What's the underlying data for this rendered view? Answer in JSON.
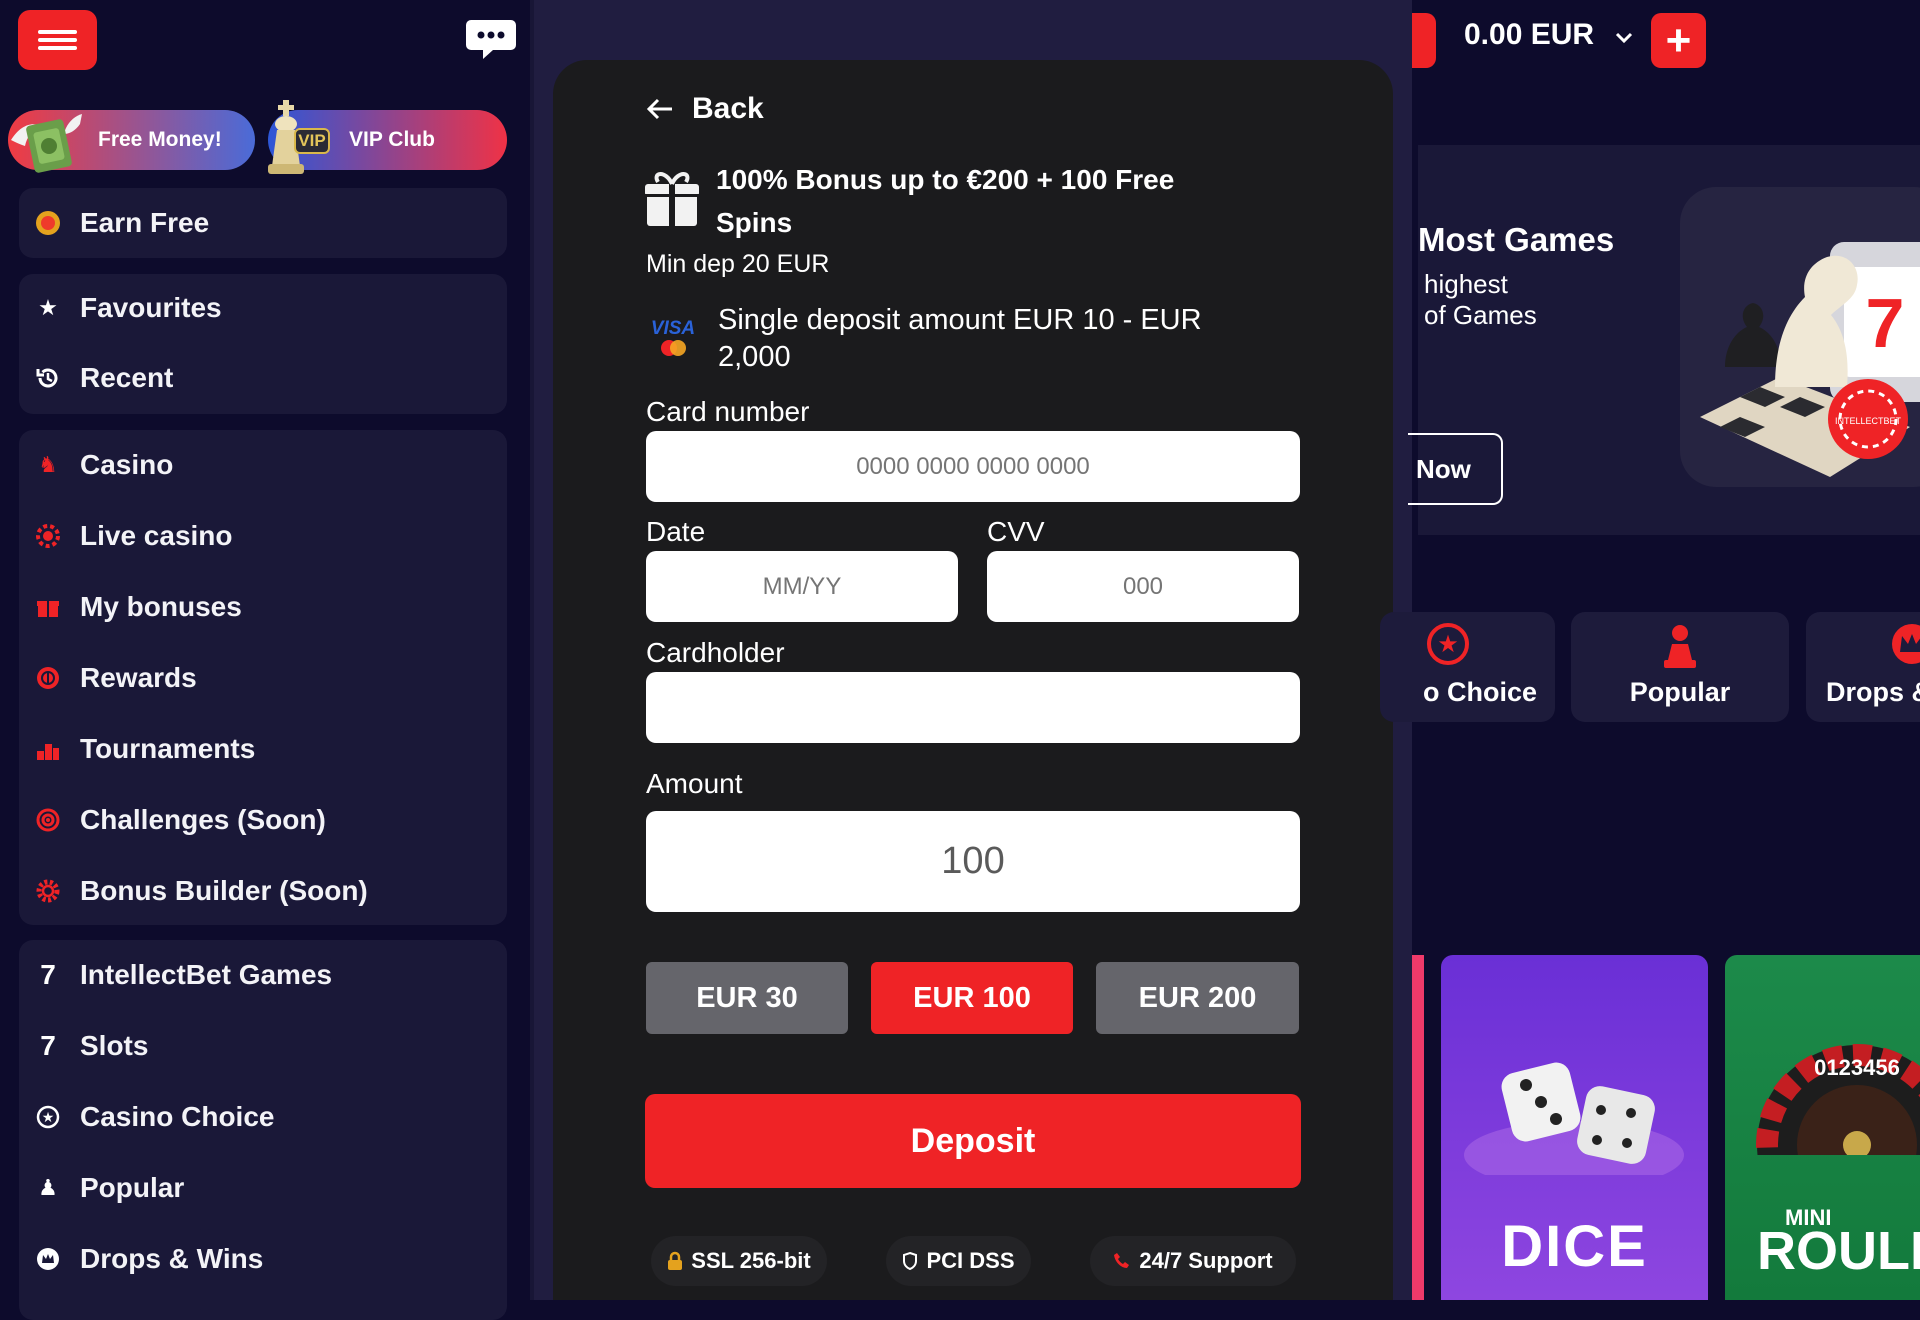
{
  "sidebar": {
    "promos": [
      {
        "label": "Free Money!"
      },
      {
        "label": "VIP Club",
        "badge": "VIP"
      }
    ],
    "groups": [
      {
        "items": [
          {
            "label": "Earn Free",
            "icon": "coin-icon"
          }
        ]
      },
      {
        "items": [
          {
            "label": "Favourites",
            "icon": "star-icon"
          },
          {
            "label": "Recent",
            "icon": "history-icon"
          }
        ]
      },
      {
        "items": [
          {
            "label": "Casino",
            "icon": "chess-knight-icon"
          },
          {
            "label": "Live casino",
            "icon": "live-casino-icon"
          },
          {
            "label": "My bonuses",
            "icon": "gift-icon"
          },
          {
            "label": "Rewards",
            "icon": "rewards-icon"
          },
          {
            "label": "Tournaments",
            "icon": "podium-icon"
          },
          {
            "label": "Challenges (Soon)",
            "icon": "target-icon"
          },
          {
            "label": "Bonus Builder (Soon)",
            "icon": "gear-icon"
          }
        ]
      },
      {
        "items": [
          {
            "label": "IntellectBet Games",
            "icon": "seven-icon"
          },
          {
            "label": "Slots",
            "icon": "seven-icon"
          },
          {
            "label": "Casino Choice",
            "icon": "star-badge-icon"
          },
          {
            "label": "Popular",
            "icon": "pawn-icon"
          },
          {
            "label": "Drops & Wins",
            "icon": "crown-icon"
          }
        ]
      }
    ]
  },
  "deposit": {
    "back_label": "Back",
    "bonus_title": "100% Bonus up to €200 + 100 Free Spins",
    "min_dep": "Min dep 20 EUR",
    "single_deposit": "Single deposit amount EUR 10 - EUR 2,000",
    "card_number_label": "Card number",
    "card_number_placeholder": "0000 0000 0000 0000",
    "date_label": "Date",
    "date_placeholder": "MM/YY",
    "cvv_label": "CVV",
    "cvv_placeholder": "000",
    "cardholder_label": "Cardholder",
    "amount_label": "Amount",
    "amount_value": "100",
    "chips": [
      {
        "label": "EUR 30"
      },
      {
        "label": "EUR 100"
      },
      {
        "label": "EUR 200"
      }
    ],
    "deposit_label": "Deposit",
    "trust": [
      {
        "label": "SSL 256-bit",
        "icon": "lock-icon"
      },
      {
        "label": "PCI DSS",
        "icon": "shield-icon"
      },
      {
        "label": "24/7 Support",
        "icon": "phone-icon"
      }
    ]
  },
  "header": {
    "balance": "0.00 EUR",
    "add_label": "+"
  },
  "banner": {
    "title": "Most Games",
    "line1": "highest",
    "line2": "of Games",
    "cta": "Now",
    "chip_label": "INTELLECTBET"
  },
  "categories": [
    {
      "label": "o Choice"
    },
    {
      "label": "Popular"
    },
    {
      "label": "Drops &"
    }
  ],
  "games": [
    {
      "label": "DICE"
    },
    {
      "label_top": "MINI",
      "label": "ROULETT",
      "wheel_digits": "0123456"
    }
  ],
  "colors": {
    "accent": "#ef2326",
    "bg": "#0d0b2c",
    "panel": "#1a1838",
    "modal": "#1b1b1d"
  }
}
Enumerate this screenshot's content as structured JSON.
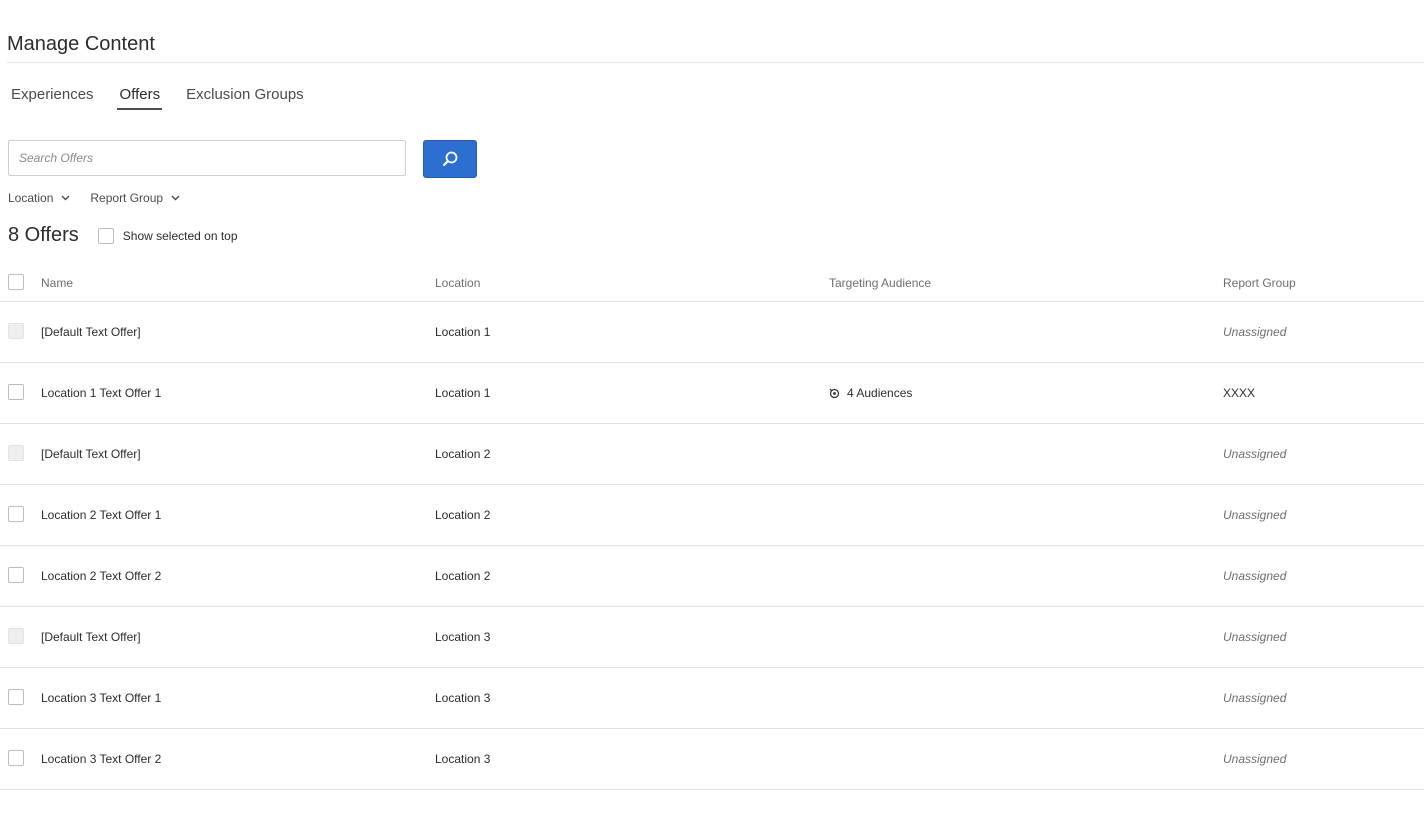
{
  "header": {
    "title": "Manage Content"
  },
  "tabs": [
    {
      "label": "Experiences",
      "active": false
    },
    {
      "label": "Offers",
      "active": true
    },
    {
      "label": "Exclusion Groups",
      "active": false
    }
  ],
  "search": {
    "placeholder": "Search Offers",
    "value": "",
    "button_icon": "search-icon",
    "button_color": "#2d6fd0"
  },
  "filters": [
    {
      "label": "Location",
      "icon": "chevron-down-icon"
    },
    {
      "label": "Report Group",
      "icon": "chevron-down-icon"
    }
  ],
  "summary": {
    "count_label": "8 Offers",
    "show_selected_label": "Show selected on top"
  },
  "table": {
    "columns": [
      "Name",
      "Location",
      "Targeting Audience",
      "Report Group"
    ],
    "rows": [
      {
        "name": "[Default Text Offer]",
        "location": "Location 1",
        "audience": "",
        "report_group": "Unassigned",
        "checkbox_disabled": true
      },
      {
        "name": "Location 1 Text Offer 1",
        "location": "Location 1",
        "audience": "4 Audiences",
        "report_group": "XXXX",
        "checkbox_disabled": false
      },
      {
        "name": "[Default Text Offer]",
        "location": "Location 2",
        "audience": "",
        "report_group": "Unassigned",
        "checkbox_disabled": true
      },
      {
        "name": "Location 2 Text Offer 1",
        "location": "Location 2",
        "audience": "",
        "report_group": "Unassigned",
        "checkbox_disabled": false
      },
      {
        "name": "Location 2 Text Offer 2",
        "location": "Location 2",
        "audience": "",
        "report_group": "Unassigned",
        "checkbox_disabled": false
      },
      {
        "name": "[Default Text Offer]",
        "location": "Location 3",
        "audience": "",
        "report_group": "Unassigned",
        "checkbox_disabled": true
      },
      {
        "name": "Location 3 Text Offer 1",
        "location": "Location 3",
        "audience": "",
        "report_group": "Unassigned",
        "checkbox_disabled": false
      },
      {
        "name": "Location 3 Text Offer 2",
        "location": "Location 3",
        "audience": "",
        "report_group": "Unassigned",
        "checkbox_disabled": false
      }
    ]
  },
  "colors": {
    "link": "#1473e6",
    "primary_button": "#2d6fd0"
  }
}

┄┄┄┄┄┄┄┄┄┄┄┄┄┄┄┄┄┄┄┄

Objective:
Where does the word "Soon" appear? Return each line that holds it.

Result of this exercise:
            "label": "Challenges (Soon)",
            "label": "Bonus Builder (Soon)",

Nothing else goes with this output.